▼▼▼

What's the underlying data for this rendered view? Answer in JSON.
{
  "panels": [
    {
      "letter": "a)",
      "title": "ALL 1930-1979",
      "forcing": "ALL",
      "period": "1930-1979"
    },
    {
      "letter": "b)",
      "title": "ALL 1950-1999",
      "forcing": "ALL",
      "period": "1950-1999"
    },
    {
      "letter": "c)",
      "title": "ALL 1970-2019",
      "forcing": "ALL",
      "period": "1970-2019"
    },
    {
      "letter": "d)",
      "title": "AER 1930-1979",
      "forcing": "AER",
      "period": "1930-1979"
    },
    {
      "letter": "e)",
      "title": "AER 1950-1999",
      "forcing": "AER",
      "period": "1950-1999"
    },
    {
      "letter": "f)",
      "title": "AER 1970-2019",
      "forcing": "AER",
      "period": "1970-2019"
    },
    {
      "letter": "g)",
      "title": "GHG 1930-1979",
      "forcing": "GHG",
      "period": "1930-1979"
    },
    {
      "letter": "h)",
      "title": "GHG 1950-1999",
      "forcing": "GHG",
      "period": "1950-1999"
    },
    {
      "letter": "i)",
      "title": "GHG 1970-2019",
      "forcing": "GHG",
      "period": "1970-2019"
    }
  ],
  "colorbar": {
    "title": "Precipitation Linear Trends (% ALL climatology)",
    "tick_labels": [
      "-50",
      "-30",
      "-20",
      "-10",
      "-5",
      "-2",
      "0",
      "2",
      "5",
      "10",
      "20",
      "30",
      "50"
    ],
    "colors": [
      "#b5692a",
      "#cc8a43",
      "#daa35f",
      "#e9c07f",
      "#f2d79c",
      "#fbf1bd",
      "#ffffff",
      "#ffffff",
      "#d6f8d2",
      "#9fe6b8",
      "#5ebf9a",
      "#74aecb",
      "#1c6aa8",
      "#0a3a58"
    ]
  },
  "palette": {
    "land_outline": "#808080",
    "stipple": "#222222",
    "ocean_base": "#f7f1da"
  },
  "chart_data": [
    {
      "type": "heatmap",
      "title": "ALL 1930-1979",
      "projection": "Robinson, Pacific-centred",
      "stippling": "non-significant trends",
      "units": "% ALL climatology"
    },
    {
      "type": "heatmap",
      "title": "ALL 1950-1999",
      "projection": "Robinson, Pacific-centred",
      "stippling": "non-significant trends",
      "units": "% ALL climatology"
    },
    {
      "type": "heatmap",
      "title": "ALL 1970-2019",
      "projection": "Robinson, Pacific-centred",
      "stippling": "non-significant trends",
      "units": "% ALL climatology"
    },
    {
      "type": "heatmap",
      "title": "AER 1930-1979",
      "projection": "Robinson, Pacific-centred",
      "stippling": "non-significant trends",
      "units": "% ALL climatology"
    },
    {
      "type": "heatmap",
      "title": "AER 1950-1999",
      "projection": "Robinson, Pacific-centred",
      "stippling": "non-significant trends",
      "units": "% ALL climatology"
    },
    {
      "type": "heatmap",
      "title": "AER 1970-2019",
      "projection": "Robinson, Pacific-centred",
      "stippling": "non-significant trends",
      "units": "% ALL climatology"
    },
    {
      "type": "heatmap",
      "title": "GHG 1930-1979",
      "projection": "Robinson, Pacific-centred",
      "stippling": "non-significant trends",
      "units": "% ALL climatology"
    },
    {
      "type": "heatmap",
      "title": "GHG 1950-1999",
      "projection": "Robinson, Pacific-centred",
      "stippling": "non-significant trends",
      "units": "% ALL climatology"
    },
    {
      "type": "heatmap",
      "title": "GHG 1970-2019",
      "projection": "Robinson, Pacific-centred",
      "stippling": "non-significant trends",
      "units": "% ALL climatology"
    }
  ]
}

▲▲▲

**Written task**
Repeat the material in full, exactly as it stands.

**Written answer**
What's the underlying data for this rendered view? Answer in JSON.
{
  "panels": [
    {
      "letter": "a)",
      "title": "ALL 1930-1979",
      "forcing": "ALL",
      "period": "1930-1979"
    },
    {
      "letter": "b)",
      "title": "ALL 1950-1999",
      "forcing": "ALL",
      "period": "1950-1999"
    },
    {
      "letter": "c)",
      "title": "ALL 1970-2019",
      "forcing": "ALL",
      "period": "1970-2019"
    },
    {
      "letter": "d)",
      "title": "AER 1930-1979",
      "forcing": "AER",
      "period": "1930-1979"
    },
    {
      "letter": "e)",
      "title": "AER 1950-1999",
      "forcing": "AER",
      "period": "1950-1999"
    },
    {
      "letter": "f)",
      "title": "AER 1970-2019",
      "forcing": "AER",
      "period": "1970-2019"
    },
    {
      "letter": "g)",
      "title": "GHG 1930-1979",
      "forcing": "GHG",
      "period": "1930-1979"
    },
    {
      "letter": "h)",
      "title": "GHG 1950-1999",
      "forcing": "GHG",
      "period": "1950-1999"
    },
    {
      "letter": "i)",
      "title": "GHG 1970-2019",
      "forcing": "GHG",
      "period": "1970-2019"
    }
  ],
  "colorbar": {
    "title": "Precipitation Linear Trends (% ALL climatology)",
    "tick_labels": [
      "-50",
      "-30",
      "-20",
      "-10",
      "-5",
      "-2",
      "0",
      "2",
      "5",
      "10",
      "20",
      "30",
      "50"
    ],
    "colors": [
      "#b5692a",
      "#cc8a43",
      "#daa35f",
      "#e9c07f",
      "#f2d79c",
      "#fbf1bd",
      "#ffffff",
      "#ffffff",
      "#d6f8d2",
      "#9fe6b8",
      "#5ebf9a",
      "#74aecb",
      "#1c6aa8",
      "#0a3a58"
    ]
  },
  "palette": {
    "land_outline": "#808080",
    "stipple": "#222222",
    "ocean_base": "#f7f1da"
  },
  "chart_data": [
    {
      "type": "heatmap",
      "title": "ALL 1930-1979",
      "projection": "Robinson, Pacific-centred",
      "stippling": "non-significant trends",
      "units": "% ALL climatology"
    },
    {
      "type": "heatmap",
      "title": "ALL 1950-1999",
      "projection": "Robinson, Pacific-centred",
      "stippling": "non-significant trends",
      "units": "% ALL climatology"
    },
    {
      "type": "heatmap",
      "title": "ALL 1970-2019",
      "projection": "Robinson, Pacific-centred",
      "stippling": "non-significant trends",
      "units": "% ALL climatology"
    },
    {
      "type": "heatmap",
      "title": "AER 1930-1979",
      "projection": "Robinson, Pacific-centred",
      "stippling": "non-significant trends",
      "units": "% ALL climatology"
    },
    {
      "type": "heatmap",
      "title": "AER 1950-1999",
      "projection": "Robinson, Pacific-centred",
      "stippling": "non-significant trends",
      "units": "% ALL climatology"
    },
    {
      "type": "heatmap",
      "title": "AER 1970-2019",
      "projection": "Robinson, Pacific-centred",
      "stippling": "non-significant trends",
      "units": "% ALL climatology"
    },
    {
      "type": "heatmap",
      "title": "GHG 1930-1979",
      "projection": "Robinson, Pacific-centred",
      "stippling": "non-significant trends",
      "units": "% ALL climatology"
    },
    {
      "type": "heatmap",
      "title": "GHG 1950-1999",
      "projection": "Robinson, Pacific-centred",
      "stippling": "non-significant trends",
      "units": "% ALL climatology"
    },
    {
      "type": "heatmap",
      "title": "GHG 1970-2019",
      "projection": "Robinson, Pacific-centred",
      "stippling": "non-significant trends",
      "units": "% ALL climatology"
    }
  ]
}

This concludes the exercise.